**Directions**
Images are not part of the copy; transcribe all the data exactly.

+++ Input material +++

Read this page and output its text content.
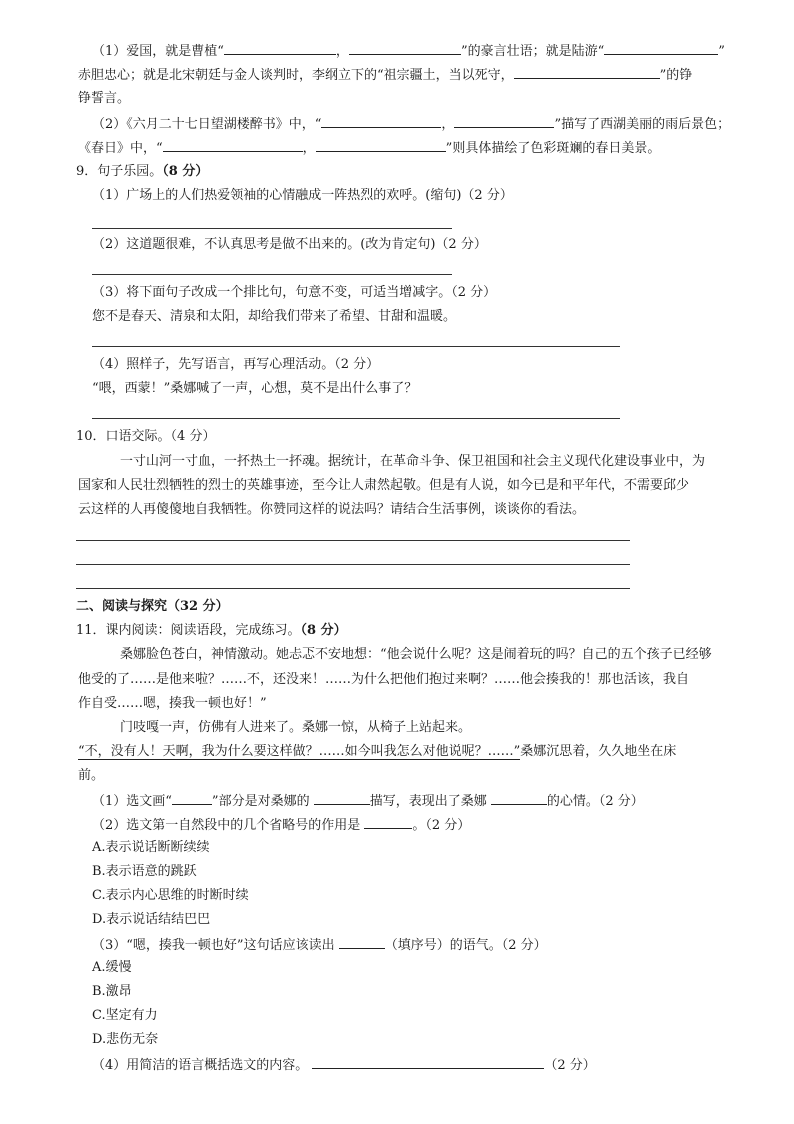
（1）爱国，就是曹植“	，	”的豪言壮语；就是陆游“	”
赤胆忠心；就是北宋朝廷与金人谈判时，李纲立下的“祖宗疆土，当以死守，	”的铮
铮誓言。
（2）《六月二十七日望湖楼醉书》中，“	，	”描写了西湖美丽的雨后景色；
《春日》中，“	，	”则具体描绘了色彩斑斓的春日美景。
9．句子乐园。（8 分）
（1）广场上的人们热爱领袖的心情融成一阵热烈的欢呼。(缩句)（2 分）
（2）这道题很难，不认真思考是做不出来的。(改为肯定句)（2 分）
（3）将下面句子改成一个排比句，句意不变，可适当增减字。（2 分）
您不是春天、清泉和太阳，却给我们带来了希望、甘甜和温暖。
（4）照样子，先写语言，再写心理活动。（2 分）
“喂，西蒙！”桑娜喊了一声，心想，莫不是出什么事了？
10．口语交际。（4 分）
一寸山河一寸血，一抔热土一抔魂。据统计，在革命斗争、保卫祖国和社会主义现代化建设事业中，为
国家和人民壮烈牺牲的烈士的英雄事迹，至今让人肃然起敬。但是有人说，如今已是和平年代，不需要邱少
云这样的人再傻傻地自我牺牲。你赞同这样的说法吗？请结合生活事例，谈谈你的看法。
二、阅读与探究（32 分）
11．课内阅读：阅读语段，完成练习。（8 分）
桑娜脸色苍白，神情激动。她忐忑不安地想：“他会说什么呢？这是闹着玩的吗？自己的五个孩子已经够
他受的了……是他来啦？……不，还没来！……为什么把他们抱过来啊？……他会揍我的！那也活该，我自
作自受……嗯，揍我一顿也好！”
门吱嘎一声，仿佛有人进来了。桑娜一惊，从椅子上站起来。
“不，没有人！天啊，我为什么要这样做？……如今叫我怎么对他说呢？……”桑娜沉思着，久久地坐在床
前。
（1）选文画“	”部分是对桑娜的	描写，表现出了桑娜	的心情。（2 分）
（2）选文第一自然段中的几个省略号的作用是	。（2 分）
A.表示说话断断续续
B.表示语意的跳跃
C.表示内心思维的时断时续
D.表示说话结结巴巴
（3）“嗯，揍我一顿也好”这句话应该读出	（填序号）的语气。（2 分）
A.缓慢
B.激昂
C.坚定有力
D.悲伤无奈
（4）用简洁的语言概括选文的内容。	（2 分）
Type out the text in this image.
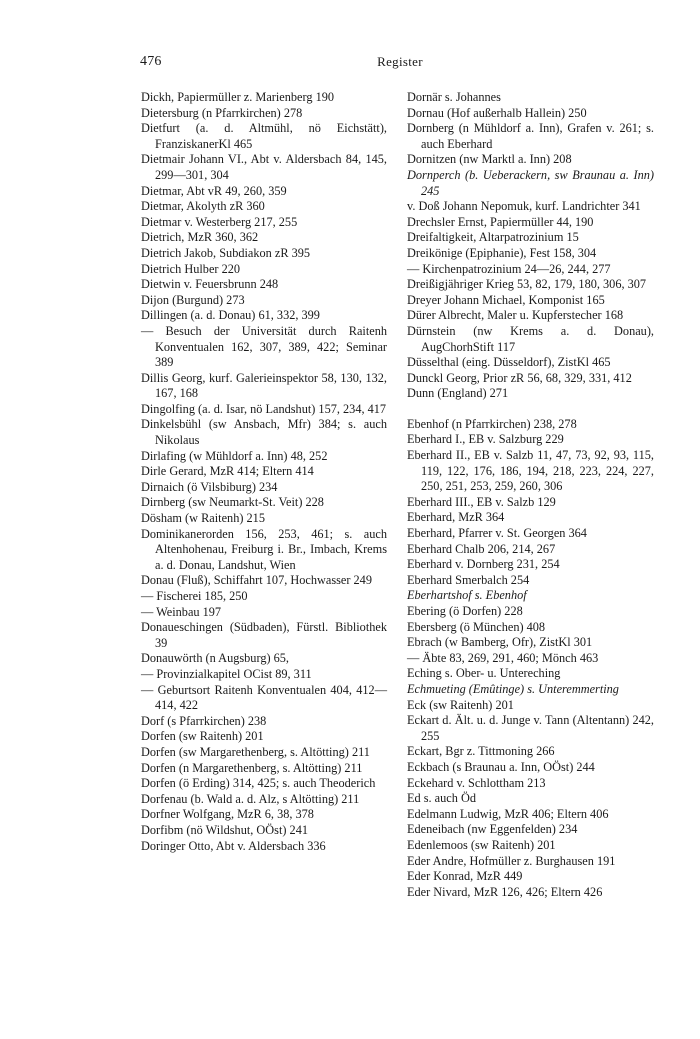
476	Register
Dickh, Papiermüller z. Marienberg 190
Dietersburg (n Pfarrkirchen) 278
Dietfurt (a. d. Altmühl, nö Eichstätt), FranziskanerKl 465
Dietmair Johann VI., Abt v. Aldersbach 84, 145, 299—301, 304
Dietmar, Abt vR 49, 260, 359
Dietmar, Akolyth zR 360
Dietmar v. Westerberg 217, 255
Dietrich, MzR 360, 362
Dietrich Jakob, Subdiakon zR 395
Dietrich Hulber 220
Dietwin v. Feuersbrunn 248
Dijon (Burgund) 273
Dillingen (a. d. Donau) 61, 332, 399
— Besuch der Universität durch Raitenh Konventualen 162, 307, 389, 422; Seminar 389
Dillis Georg, kurf. Galerieinspektor 58, 130, 132, 167, 168
Dingolfing (a. d. Isar, nö Landshut) 157, 234, 417
Dinkelsbühl (sw Ansbach, Mfr) 384; s. auch Nikolaus
Dirlafing (w Mühldorf a. Inn) 48, 252
Dirle Gerard, MzR 414; Eltern 414
Dirnaich (ö Vilsbiburg) 234
Dirnberg (sw Neumarkt-St. Veit) 228
Dösham (w Raitenh) 215
Dominikanerorden 156, 253, 461; s. auch Altenhohenau, Freiburg i. Br., Imbach, Krems a. d. Donau, Landshut, Wien
Donau (Fluß), Schiffahrt 107, Hochwasser 249
— Fischerei 185, 250
— Weinbau 197
Donaueschingen (Südbaden), Fürstl. Bibliothek 39
Donauwörth (n Augsburg) 65,
— Provinzialkapitel OCist 89, 311
— Geburtsort Raitenh Konventualen 404, 412—414, 422
Dorf (s Pfarrkirchen) 238
Dorfen (sw Raitenh) 201
Dorfen (sw Margarethenberg, s. Altötting) 211
Dorfen (n Margarethenberg, s. Altötting) 211
Dorfen (ö Erding) 314, 425; s. auch Theoderich
Dorfenau (b. Wald a. d. Alz, s Altötting) 211
Dorfner Wolfgang, MzR 6, 38, 378
Dorfibm (nö Wildshut, OÖst) 241
Doringer Otto, Abt v. Aldersbach 336
Dornär s. Johannes
Dornau (Hof außerhalb Hallein) 250
Dornberg (n Mühldorf a. Inn), Grafen v. 261; s. auch Eberhard
Dornitzen (nw Marktl a. Inn) 208
Dornperch (b. Ueberackern, sw Braunau a. Inn) 245
v. Doß Johann Nepomuk, kurf. Landrichter 341
Drechsler Ernst, Papiermüller 44, 190
Dreifaltigkeit, Altarpatrozinium 15
Dreikönige (Epiphanie), Fest 158, 304
— Kirchenpatrozinium 24—26, 244, 277
Dreißigjähriger Krieg 53, 82, 179, 180, 306, 307
Dreyer Johann Michael, Komponist 165
Dürer Albrecht, Maler u. Kupferstecher 168
Dürnstein (nw Krems a. d. Donau), AugChorhStift 117
Düsselthal (eing. Düsseldorf), ZistKl 465
Dunckl Georg, Prior zR 56, 68, 329, 331, 412
Dunn (England) 271
Ebenhof (n Pfarrkirchen) 238, 278
Eberhard I., EB v. Salzburg 229
Eberhard II., EB v. Salzb 11, 47, 73, 92, 93, 115, 119, 122, 176, 186, 194, 218, 223, 224, 227, 250, 251, 253, 259, 260, 306
Eberhard III., EB v. Salzb 129
Eberhard, MzR 364
Eberhard, Pfarrer v. St. Georgen 364
Eberhard Chalb 206, 214, 267
Eberhard v. Dornberg 231, 254
Eberhard Smerbalch 254
Eberhartshof s. Ebenhof
Ebering (ö Dorfen) 228
Ebersberg (ö München) 408
Ebrach (w Bamberg, Ofr), ZistKl 301
— Äbte 83, 269, 291, 460; Mönch 463
Eching s. Ober- u. Untereching
Echmueting (Emûtinge) s. Unteremmerting
Eck (sw Raitenh) 201
Eckart d. Ält. u. d. Junge v. Tann (Altentann) 242, 255
Eckart, Bgr z. Tittmoning 266
Eckbach (s Braunau a. Inn, OÖst) 244
Eckehard v. Schlottham 213
Ed s. auch Öd
Edelmann Ludwig, MzR 406; Eltern 406
Edeneibach (nw Eggenfelden) 234
Edenlemoos (sw Raitenh) 201
Eder Andre, Hofmüller z. Burghausen 191
Eder Konrad, MzR 449
Eder Nivard, MzR 126, 426; Eltern 426
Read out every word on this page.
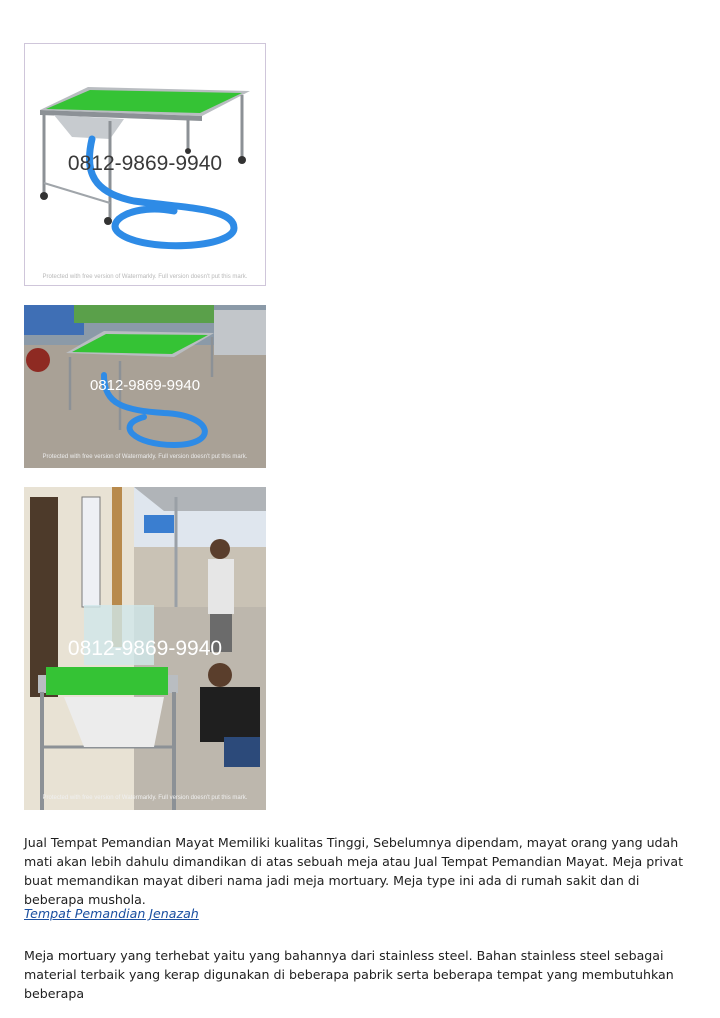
0812-9869-9940
Protected with free version of Watermarkly. Full version doesn't put this mark.
0812-9869-9940
Protected with free version of Watermarkly. Full version doesn't put this mark.
0812-9869-9940
Protected with free version of Watermarkly. Full version doesn't put this mark.

Jual Tempat Pemandian Mayat Memiliki kualitas Tinggi, Sebelumnya dipendam, mayat orang yang udah mati akan lebih dahulu dimandikan di atas sebuah meja atau Jual Tempat Pemandian Mayat. Meja privat buat memandikan mayat diberi nama jadi meja mortuary. Meja type ini ada di rumah sakit dan di beberapa mushola.

Tempat Pemandian Jenazah

Meja mortuary yang terhebat yaitu yang bahannya dari stainless steel. Bahan stainless steel sebagai material terbaik yang kerap digunakan di beberapa pabrik serta beberapa tempat yang membutuhkan beberapa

+++

**Correct answer**
Read this page and output its text content.
（1）爱国，就是曹植“	，	”的豪言壮语；就是陆游“	”
赤胆忠心；就是北宋朝廷与金人谈判时，李纲立下的“祖宗疆土，当以死守，	”的铮
铮誓言。
（2）《六月二十七日望湖楼醉书》中，“	，	”描写了西湖美丽的雨后景色；
《春日》中，“	，	”则具体描绘了色彩斑斓的春日美景。
9．句子乐园。（8 分）
（1）广场上的人们热爱领袖的心情融成一阵热烈的欢呼。(缩句)（2 分）
（2）这道题很难，不认真思考是做不出来的。(改为肯定句)（2 分）
（3）将下面句子改成一个排比句，句意不变，可适当增减字。（2 分）
您不是春天、清泉和太阳，却给我们带来了希望、甘甜和温暖。
（4）照样子，先写语言，再写心理活动。（2 分）
“喂，西蒙！”桑娜喊了一声，心想，莫不是出什么事了？
10．口语交际。（4 分）
一寸山河一寸血，一抔热土一抔魂。据统计，在革命斗争、保卫祖国和社会主义现代化建设事业中，为
国家和人民壮烈牺牲的烈士的英雄事迹，至今让人肃然起敬。但是有人说，如今已是和平年代，不需要邱少
云这样的人再傻傻地自我牺牲。你赞同这样的说法吗？请结合生活事例，谈谈你的看法。
二、阅读与探究（32 分）
11．课内阅读：阅读语段，完成练习。（8 分）
桑娜脸色苍白，神情激动。她忐忑不安地想：“他会说什么呢？这是闹着玩的吗？自己的五个孩子已经够
他受的了……是他来啦？……不，还没来！……为什么把他们抱过来啊？……他会揍我的！那也活该，我自
作自受……嗯，揍我一顿也好！”
门吱嘎一声，仿佛有人进来了。桑娜一惊，从椅子上站起来。
“不，没有人！天啊，我为什么要这样做？……如今叫我怎么对他说呢？……”桑娜沉思着，久久地坐在床
前。
（1）选文画“	”部分是对桑娜的	描写，表现出了桑娜	的心情。（2 分）
（2）选文第一自然段中的几个省略号的作用是	。（2 分）
A.表示说话断断续续
B.表示语意的跳跃
C.表示内心思维的时断时续
D.表示说话结结巴巴
（3）“嗯，揍我一顿也好”这句话应该读出	（填序号）的语气。（2 分）
A.缓慢
B.激昂
C.坚定有力
D.悲伤无奈
（4）用简洁的语言概括选文的内容。	（2 分）
Type out the text in this image.
476	Register
Dickh, Papiermüller z. Marienberg 190
Dietersburg (n Pfarrkirchen) 278
Dietfurt (a. d. Altmühl, nö Eichstätt), FranziskanerKl 465
Dietmair Johann VI., Abt v. Aldersbach 84, 145, 299—301, 304
Dietmar, Abt vR 49, 260, 359
Dietmar, Akolyth zR 360
Dietmar v. Westerberg 217, 255
Dietrich, MzR 360, 362
Dietrich Jakob, Subdiakon zR 395
Dietrich Hulber 220
Dietwin v. Feuersbrunn 248
Dijon (Burgund) 273
Dillingen (a. d. Donau) 61, 332, 399
— Besuch der Universität durch Raitenh Konventualen 162, 307, 389, 422; Seminar 389
Dillis Georg, kurf. Galerieinspektor 58, 130, 132, 167, 168
Dingolfing (a. d. Isar, nö Landshut) 157, 234, 417
Dinkelsbühl (sw Ansbach, Mfr) 384; s. auch Nikolaus
Dirlafing (w Mühldorf a. Inn) 48, 252
Dirle Gerard, MzR 414; Eltern 414
Dirnaich (ö Vilsbiburg) 234
Dirnberg (sw Neumarkt-St. Veit) 228
Dösham (w Raitenh) 215
Dominikanerorden 156, 253, 461; s. auch Altenhohenau, Freiburg i. Br., Imbach, Krems a. d. Donau, Landshut, Wien
Donau (Fluß), Schiffahrt 107, Hochwasser 249
— Fischerei 185, 250
— Weinbau 197
Donaueschingen (Südbaden), Fürstl. Bibliothek 39
Donauwörth (n Augsburg) 65,
— Provinzialkapitel OCist 89, 311
— Geburtsort Raitenh Konventualen 404, 412—414, 422
Dorf (s Pfarrkirchen) 238
Dorfen (sw Raitenh) 201
Dorfen (sw Margarethenberg, s. Altötting) 211
Dorfen (n Margarethenberg, s. Altötting) 211
Dorfen (ö Erding) 314, 425; s. auch Theoderich
Dorfenau (b. Wald a. d. Alz, s Altötting) 211
Dorfner Wolfgang, MzR 6, 38, 378
Dorfibm (nö Wildshut, OÖst) 241
Doringer Otto, Abt v. Aldersbach 336
Dornär s. Johannes
Dornau (Hof außerhalb Hallein) 250
Dornberg (n Mühldorf a. Inn), Grafen v. 261; s. auch Eberhard
Dornitzen (nw Marktl a. Inn) 208
Dornperch (b. Ueberackern, sw Braunau a. Inn) 245
v. Doß Johann Nepomuk, kurf. Landrichter 341
Drechsler Ernst, Papiermüller 44, 190
Dreifaltigkeit, Altarpatrozinium 15
Dreikönige (Epiphanie), Fest 158, 304
— Kirchenpatrozinium 24—26, 244, 277
Dreißigjähriger Krieg 53, 82, 179, 180, 306, 307
Dreyer Johann Michael, Komponist 165
Dürer Albrecht, Maler u. Kupferstecher 168
Dürnstein (nw Krems a. d. Donau), AugChorhStift 117
Düsselthal (eing. Düsseldorf), ZistKl 465
Dunckl Georg, Prior zR 56, 68, 329, 331, 412
Dunn (England) 271
Ebenhof (n Pfarrkirchen) 238, 278
Eberhard I., EB v. Salzburg 229
Eberhard II., EB v. Salzb 11, 47, 73, 92, 93, 115, 119, 122, 176, 186, 194, 218, 223, 224, 227, 250, 251, 253, 259, 260, 306
Eberhard III., EB v. Salzb 129
Eberhard, MzR 364
Eberhard, Pfarrer v. St. Georgen 364
Eberhard Chalb 206, 214, 267
Eberhard v. Dornberg 231, 254
Eberhard Smerbalch 254
Eberhartshof s. Ebenhof
Ebering (ö Dorfen) 228
Ebersberg (ö München) 408
Ebrach (w Bamberg, Ofr), ZistKl 301
— Äbte 83, 269, 291, 460; Mönch 463
Eching s. Ober- u. Untereching
Echmueting (Emûtinge) s. Unteremmerting
Eck (sw Raitenh) 201
Eckart d. Ält. u. d. Junge v. Tann (Altentann) 242, 255
Eckart, Bgr z. Tittmoning 266
Eckbach (s Braunau a. Inn, OÖst) 244
Eckehard v. Schlottham 213
Ed s. auch Öd
Edelmann Ludwig, MzR 406; Eltern 406
Edeneibach (nw Eggenfelden) 234
Edenlemoos (sw Raitenh) 201
Eder Andre, Hofmüller z. Burghausen 191
Eder Konrad, MzR 449
Eder Nivard, MzR 126, 426; Eltern 426
Read out every word on this page.
0812-9869-9940
Protected with free version of Watermarkly. Full version doesn't put this mark.
0812-9869-9940
Protected with free version of Watermarkly. Full version doesn't put this mark.
0812-9869-9940
Protected with free version of Watermarkly. Full version doesn't put this mark.

Jual Tempat Pemandian Mayat Memiliki kualitas Tinggi, Sebelumnya dipendam, mayat orang yang udah mati akan lebih dahulu dimandikan di atas sebuah meja atau Jual Tempat Pemandian Mayat. Meja privat buat memandikan mayat diberi nama jadi meja mortuary. Meja type ini ada di rumah sakit dan di beberapa mushola.

Tempat Pemandian Jenazah

Meja mortuary yang terhebat yaitu yang bahannya dari stainless steel. Bahan stainless steel sebagai material terbaik yang kerap digunakan di beberapa pabrik serta beberapa tempat yang membutuhkan beberapa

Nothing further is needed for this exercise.